# Extract to read:
[Start of Attachment]
"Lunch", by Von Warner
Over 100 different types of pests attack cotton which makes crop protection an important part of a cotton grower’s job. If these “bad” bugs are left unmanaged, the crop is badly damaged and major yield and quality losses are the result.
A range of methods are used, with a big focus on reducing the need for chemicals. In fact Australia’s cotton growers have reduced their chemical use by over 90% in the last decade, with some cotton crops not sprayed for pests at all these days.
Today’s modern cotton farmer uses much “softer” chemicals to target particular insects and a range of natural and chemical techniques to control pests as part of an Integrated Pest Management (IPM) system. This can include encouraging “good” bugs like spiders and ladybirds into the crop to eat the “baddies”, pupae busting to destroy insect larvae and biological controls.
Pest control is a major focus of the cotton industry’s environmental program called myBMP, which sets out the latest research and best practice guidelines for controlling insects.
The introduction of cotton with transgenic traits has been a key reason for the massive reduction in pesticide reliance in the Australian cotton industry. Most cotton plants grown in Australia contains an inserted protein (Bt) that is lethal to the heliothis caterpillar (cotton’s Number 1 pest). In other words the pesticide is cleverly built into the plant, rather than being sprayed on the crop.
Chemicals are expensive, unpleasant to use and require serious safety training and procedures – for these and the obvious environmental reasons, cotton growers try to reduce their reliance on chemicals as much as possible.
[End of Attachment]
# Questions on the material:
• A. According to the text on cotton pest control, what reasons lead growers to reduce their reliance on chemicals? List them all.
• B. In the text on cotton pest control, what pest is the inserted Bt protein lethal to?

# Given information:
[Start of Attachment]
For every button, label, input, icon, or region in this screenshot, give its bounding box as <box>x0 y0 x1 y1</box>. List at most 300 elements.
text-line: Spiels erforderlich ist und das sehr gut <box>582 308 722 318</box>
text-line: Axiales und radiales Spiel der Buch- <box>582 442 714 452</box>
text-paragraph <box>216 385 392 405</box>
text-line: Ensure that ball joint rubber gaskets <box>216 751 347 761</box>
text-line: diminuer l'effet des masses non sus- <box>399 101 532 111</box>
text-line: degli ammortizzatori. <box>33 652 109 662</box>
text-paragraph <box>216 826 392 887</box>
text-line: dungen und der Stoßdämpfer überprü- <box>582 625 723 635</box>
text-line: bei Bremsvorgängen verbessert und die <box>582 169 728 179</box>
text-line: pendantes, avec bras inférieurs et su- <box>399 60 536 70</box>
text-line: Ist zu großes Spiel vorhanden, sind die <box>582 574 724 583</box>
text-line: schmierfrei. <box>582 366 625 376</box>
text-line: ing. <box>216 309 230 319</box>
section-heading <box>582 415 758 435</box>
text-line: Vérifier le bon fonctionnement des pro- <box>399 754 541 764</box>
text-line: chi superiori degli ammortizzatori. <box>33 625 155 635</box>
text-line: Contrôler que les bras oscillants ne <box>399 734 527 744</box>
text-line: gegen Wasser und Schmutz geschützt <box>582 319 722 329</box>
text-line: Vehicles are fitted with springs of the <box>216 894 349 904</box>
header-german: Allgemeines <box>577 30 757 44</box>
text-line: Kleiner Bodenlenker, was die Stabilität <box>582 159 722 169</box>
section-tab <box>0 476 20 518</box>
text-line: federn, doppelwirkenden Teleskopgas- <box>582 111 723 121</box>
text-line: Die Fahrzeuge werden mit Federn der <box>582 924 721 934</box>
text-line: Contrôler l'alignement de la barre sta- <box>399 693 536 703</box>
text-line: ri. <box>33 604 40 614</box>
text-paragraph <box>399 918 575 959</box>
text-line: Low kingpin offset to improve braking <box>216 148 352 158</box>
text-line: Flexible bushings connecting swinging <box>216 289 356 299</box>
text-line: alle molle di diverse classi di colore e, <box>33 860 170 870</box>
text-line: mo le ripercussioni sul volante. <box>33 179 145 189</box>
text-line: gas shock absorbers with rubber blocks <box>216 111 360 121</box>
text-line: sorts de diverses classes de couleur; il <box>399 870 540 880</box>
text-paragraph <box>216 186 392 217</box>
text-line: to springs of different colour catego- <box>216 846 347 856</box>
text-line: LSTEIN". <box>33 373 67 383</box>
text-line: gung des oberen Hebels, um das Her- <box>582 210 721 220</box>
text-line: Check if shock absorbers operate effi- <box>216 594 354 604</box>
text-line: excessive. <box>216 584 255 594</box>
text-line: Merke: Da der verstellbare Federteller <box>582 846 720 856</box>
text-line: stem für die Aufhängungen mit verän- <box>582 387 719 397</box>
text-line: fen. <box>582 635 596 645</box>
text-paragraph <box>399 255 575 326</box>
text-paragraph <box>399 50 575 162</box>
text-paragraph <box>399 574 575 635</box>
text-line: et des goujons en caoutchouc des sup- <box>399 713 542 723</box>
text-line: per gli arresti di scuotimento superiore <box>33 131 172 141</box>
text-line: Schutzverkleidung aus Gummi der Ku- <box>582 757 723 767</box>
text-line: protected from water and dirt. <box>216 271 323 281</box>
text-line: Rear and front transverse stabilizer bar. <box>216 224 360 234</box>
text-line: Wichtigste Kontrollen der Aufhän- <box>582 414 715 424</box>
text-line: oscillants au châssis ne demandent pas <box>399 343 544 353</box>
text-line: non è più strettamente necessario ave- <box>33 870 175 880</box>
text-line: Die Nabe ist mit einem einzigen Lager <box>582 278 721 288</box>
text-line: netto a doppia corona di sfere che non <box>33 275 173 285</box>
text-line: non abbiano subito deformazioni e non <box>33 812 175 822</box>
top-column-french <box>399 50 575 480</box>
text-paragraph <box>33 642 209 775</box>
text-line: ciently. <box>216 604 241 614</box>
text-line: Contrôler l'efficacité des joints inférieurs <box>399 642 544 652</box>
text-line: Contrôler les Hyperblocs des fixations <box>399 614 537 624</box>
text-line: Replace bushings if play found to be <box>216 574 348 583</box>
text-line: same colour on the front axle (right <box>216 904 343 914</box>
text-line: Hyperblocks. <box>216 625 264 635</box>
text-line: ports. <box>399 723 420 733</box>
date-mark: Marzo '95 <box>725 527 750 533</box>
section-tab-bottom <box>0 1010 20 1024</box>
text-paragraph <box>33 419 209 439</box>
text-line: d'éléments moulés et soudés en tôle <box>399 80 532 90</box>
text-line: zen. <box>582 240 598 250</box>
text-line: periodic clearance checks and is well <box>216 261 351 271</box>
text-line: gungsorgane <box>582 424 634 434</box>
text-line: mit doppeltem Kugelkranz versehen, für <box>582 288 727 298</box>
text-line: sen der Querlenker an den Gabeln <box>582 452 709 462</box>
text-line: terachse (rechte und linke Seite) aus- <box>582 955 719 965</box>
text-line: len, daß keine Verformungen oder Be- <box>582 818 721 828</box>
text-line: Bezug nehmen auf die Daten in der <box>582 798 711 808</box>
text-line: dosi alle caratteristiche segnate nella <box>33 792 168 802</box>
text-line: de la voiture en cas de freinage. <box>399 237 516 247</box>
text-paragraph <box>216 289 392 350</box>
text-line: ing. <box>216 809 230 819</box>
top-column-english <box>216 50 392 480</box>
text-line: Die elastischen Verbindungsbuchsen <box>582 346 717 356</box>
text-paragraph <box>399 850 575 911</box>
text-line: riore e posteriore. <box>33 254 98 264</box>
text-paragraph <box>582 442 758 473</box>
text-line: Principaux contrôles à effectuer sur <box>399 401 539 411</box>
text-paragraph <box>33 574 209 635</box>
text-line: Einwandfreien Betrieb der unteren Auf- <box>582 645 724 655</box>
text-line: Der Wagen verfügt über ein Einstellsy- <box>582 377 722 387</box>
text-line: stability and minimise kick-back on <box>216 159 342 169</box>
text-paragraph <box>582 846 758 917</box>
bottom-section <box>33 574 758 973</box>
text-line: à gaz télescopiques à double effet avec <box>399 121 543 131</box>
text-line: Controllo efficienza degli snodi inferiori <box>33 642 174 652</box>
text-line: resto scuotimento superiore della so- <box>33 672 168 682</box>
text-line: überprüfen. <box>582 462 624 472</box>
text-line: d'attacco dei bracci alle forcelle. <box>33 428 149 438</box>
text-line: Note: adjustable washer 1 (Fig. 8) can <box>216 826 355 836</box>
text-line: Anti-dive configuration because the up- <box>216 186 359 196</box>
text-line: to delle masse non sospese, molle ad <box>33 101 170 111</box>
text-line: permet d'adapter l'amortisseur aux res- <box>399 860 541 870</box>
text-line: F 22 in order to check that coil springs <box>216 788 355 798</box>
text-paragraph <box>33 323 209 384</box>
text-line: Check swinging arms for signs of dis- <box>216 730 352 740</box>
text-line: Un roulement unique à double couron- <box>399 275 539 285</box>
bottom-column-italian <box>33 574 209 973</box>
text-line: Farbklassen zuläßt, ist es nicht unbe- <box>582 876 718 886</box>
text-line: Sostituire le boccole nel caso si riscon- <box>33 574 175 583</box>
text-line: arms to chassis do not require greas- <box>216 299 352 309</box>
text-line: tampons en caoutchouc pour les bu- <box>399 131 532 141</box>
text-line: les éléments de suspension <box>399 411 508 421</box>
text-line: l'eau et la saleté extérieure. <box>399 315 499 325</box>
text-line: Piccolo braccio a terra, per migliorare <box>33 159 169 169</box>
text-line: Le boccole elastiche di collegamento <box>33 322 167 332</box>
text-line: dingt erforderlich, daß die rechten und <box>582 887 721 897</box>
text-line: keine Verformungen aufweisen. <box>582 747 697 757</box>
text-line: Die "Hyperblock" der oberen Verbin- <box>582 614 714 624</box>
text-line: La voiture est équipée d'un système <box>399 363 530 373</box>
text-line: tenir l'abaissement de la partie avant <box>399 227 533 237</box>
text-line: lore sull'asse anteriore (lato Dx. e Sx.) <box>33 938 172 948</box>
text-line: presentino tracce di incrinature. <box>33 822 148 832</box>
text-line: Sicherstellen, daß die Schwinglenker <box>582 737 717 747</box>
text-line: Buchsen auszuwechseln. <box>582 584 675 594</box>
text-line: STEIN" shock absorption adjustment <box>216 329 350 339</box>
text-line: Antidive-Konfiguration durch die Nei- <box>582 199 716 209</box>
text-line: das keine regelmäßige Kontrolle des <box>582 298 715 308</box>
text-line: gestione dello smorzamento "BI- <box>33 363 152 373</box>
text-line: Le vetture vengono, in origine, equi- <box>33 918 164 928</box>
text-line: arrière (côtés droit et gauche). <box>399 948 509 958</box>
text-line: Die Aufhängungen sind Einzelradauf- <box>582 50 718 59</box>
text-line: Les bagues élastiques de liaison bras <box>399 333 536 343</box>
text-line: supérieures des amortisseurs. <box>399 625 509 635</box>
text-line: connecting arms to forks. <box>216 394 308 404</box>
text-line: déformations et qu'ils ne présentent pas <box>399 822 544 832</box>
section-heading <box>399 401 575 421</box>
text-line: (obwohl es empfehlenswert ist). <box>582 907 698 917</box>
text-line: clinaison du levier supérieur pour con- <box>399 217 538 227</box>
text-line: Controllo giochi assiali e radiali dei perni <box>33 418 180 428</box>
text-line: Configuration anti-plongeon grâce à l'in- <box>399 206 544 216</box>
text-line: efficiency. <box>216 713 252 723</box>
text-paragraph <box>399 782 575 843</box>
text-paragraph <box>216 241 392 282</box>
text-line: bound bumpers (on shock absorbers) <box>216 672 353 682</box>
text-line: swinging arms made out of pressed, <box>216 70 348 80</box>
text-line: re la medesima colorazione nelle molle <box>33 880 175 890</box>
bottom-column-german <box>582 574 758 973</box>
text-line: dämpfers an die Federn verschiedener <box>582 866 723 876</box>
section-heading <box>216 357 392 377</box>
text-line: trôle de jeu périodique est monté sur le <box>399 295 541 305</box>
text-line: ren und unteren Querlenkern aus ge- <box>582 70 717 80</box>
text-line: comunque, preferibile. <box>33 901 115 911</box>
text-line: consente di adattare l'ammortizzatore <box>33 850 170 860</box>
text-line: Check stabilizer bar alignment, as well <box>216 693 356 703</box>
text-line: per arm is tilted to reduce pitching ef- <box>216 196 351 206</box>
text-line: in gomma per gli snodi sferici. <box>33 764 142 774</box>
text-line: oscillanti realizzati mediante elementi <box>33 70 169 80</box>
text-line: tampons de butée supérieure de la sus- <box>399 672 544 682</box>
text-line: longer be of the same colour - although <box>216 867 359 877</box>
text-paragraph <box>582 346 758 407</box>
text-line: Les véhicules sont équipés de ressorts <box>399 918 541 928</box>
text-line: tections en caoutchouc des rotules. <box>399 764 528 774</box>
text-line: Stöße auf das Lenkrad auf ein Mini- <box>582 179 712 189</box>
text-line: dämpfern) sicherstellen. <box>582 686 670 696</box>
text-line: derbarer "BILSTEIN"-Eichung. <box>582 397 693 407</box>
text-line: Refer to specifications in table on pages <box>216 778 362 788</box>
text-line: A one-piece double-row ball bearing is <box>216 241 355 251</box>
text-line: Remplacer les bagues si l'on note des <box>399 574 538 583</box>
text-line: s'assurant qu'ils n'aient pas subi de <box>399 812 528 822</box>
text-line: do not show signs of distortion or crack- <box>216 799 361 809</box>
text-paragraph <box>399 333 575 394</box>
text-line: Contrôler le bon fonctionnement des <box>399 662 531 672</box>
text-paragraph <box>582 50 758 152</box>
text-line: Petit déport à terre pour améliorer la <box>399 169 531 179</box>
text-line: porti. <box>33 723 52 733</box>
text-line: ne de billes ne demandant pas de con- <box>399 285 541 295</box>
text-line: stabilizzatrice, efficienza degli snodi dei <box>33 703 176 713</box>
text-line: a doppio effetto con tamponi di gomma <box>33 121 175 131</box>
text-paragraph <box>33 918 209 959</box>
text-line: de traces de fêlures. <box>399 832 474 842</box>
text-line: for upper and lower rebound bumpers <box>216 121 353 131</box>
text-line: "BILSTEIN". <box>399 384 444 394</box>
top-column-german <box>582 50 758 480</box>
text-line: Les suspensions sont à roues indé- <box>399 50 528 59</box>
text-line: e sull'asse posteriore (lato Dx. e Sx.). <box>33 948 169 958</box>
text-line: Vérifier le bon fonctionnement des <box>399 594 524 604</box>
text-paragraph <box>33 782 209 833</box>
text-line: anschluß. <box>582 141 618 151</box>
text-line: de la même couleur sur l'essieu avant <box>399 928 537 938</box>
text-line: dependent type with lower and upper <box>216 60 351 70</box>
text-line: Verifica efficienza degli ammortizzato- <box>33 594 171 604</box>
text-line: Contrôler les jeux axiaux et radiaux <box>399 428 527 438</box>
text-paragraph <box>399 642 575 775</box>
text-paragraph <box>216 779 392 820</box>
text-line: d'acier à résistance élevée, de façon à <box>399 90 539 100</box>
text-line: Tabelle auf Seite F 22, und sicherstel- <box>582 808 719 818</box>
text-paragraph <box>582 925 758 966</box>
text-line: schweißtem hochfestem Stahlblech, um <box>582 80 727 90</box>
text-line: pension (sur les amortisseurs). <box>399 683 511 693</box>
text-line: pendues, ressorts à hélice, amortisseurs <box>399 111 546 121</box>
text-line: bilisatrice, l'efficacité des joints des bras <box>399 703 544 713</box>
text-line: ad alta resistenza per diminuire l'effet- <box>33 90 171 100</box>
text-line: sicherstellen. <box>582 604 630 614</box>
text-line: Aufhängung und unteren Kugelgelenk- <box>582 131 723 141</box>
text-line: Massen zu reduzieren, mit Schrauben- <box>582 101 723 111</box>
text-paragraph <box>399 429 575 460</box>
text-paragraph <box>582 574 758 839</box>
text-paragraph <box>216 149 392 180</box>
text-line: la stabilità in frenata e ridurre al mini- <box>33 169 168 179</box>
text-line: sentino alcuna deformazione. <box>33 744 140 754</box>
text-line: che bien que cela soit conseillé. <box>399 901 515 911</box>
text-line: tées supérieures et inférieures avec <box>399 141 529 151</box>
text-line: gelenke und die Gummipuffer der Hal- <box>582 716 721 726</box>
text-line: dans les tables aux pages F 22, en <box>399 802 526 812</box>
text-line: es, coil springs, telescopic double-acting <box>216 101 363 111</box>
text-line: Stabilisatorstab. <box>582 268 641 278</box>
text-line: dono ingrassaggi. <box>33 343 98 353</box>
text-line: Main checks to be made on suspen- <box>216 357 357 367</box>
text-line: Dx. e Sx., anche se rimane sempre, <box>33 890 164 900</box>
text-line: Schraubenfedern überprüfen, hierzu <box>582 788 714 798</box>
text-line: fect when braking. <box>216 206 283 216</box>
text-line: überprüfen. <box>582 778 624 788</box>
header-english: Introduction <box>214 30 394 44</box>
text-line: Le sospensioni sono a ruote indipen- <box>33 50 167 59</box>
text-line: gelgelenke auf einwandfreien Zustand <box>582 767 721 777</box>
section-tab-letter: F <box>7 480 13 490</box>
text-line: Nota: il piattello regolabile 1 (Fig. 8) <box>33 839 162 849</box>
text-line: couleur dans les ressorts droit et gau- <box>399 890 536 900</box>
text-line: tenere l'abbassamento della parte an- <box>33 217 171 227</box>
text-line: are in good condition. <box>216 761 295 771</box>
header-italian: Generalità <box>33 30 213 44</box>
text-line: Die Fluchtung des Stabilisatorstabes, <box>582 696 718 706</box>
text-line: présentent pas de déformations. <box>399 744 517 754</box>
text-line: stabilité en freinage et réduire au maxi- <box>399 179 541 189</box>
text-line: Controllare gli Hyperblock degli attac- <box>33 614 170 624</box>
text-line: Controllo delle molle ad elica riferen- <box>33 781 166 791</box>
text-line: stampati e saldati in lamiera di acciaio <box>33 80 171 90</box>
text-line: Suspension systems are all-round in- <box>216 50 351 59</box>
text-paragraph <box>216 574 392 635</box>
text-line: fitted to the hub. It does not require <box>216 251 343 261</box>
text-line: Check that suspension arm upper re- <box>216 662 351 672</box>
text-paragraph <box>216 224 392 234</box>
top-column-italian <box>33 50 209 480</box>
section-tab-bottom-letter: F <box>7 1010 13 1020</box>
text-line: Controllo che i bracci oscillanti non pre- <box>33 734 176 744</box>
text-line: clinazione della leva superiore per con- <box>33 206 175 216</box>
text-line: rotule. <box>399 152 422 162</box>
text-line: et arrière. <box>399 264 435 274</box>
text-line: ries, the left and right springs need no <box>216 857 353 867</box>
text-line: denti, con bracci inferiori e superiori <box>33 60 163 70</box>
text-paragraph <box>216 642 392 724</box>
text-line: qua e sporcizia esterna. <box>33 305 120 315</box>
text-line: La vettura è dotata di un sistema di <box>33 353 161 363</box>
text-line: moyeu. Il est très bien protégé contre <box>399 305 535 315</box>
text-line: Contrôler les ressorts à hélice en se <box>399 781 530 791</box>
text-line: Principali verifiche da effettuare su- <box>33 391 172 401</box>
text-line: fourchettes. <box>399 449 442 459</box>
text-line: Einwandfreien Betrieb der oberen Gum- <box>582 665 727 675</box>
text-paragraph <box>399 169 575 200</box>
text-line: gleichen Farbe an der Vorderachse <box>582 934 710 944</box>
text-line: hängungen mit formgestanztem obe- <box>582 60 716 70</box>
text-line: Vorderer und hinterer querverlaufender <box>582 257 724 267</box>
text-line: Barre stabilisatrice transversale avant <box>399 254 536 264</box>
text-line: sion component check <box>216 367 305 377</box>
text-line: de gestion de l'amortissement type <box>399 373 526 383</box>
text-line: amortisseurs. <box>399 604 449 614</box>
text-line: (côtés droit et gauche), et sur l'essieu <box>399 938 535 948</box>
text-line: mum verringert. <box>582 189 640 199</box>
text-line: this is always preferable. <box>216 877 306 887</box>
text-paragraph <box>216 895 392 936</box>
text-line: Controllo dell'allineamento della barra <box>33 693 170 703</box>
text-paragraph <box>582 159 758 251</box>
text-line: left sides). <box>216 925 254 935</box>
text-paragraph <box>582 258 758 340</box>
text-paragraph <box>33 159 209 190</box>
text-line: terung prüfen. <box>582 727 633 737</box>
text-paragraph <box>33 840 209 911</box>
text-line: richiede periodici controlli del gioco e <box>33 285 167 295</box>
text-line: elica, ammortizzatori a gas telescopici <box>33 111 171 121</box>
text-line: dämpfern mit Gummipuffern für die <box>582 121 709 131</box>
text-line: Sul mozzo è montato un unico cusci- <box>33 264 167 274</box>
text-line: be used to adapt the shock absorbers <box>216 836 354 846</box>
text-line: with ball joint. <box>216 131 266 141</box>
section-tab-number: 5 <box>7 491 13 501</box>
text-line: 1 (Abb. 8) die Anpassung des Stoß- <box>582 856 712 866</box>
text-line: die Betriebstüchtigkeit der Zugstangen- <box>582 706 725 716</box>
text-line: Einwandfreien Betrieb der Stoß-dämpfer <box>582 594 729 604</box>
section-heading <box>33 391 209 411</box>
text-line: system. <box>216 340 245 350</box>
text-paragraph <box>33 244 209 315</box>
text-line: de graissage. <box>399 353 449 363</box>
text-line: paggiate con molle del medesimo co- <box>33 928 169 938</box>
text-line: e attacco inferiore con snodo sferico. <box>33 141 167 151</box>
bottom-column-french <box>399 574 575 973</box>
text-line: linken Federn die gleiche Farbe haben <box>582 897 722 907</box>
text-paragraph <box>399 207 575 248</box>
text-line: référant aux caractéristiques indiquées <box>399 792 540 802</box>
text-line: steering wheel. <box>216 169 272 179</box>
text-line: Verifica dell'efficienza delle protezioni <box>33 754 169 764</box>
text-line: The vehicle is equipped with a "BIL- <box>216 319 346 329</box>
[End of Attachment]
# Written responses:
• A.
- Chemicals are expensive.
- Chemicals are unpleasant to use.
- Chemicals require serious safety training and procedures.
- Chemicals carry obvious environmental concerns.

• B. The heliothis caterpillar, cotton's Number 1 pest.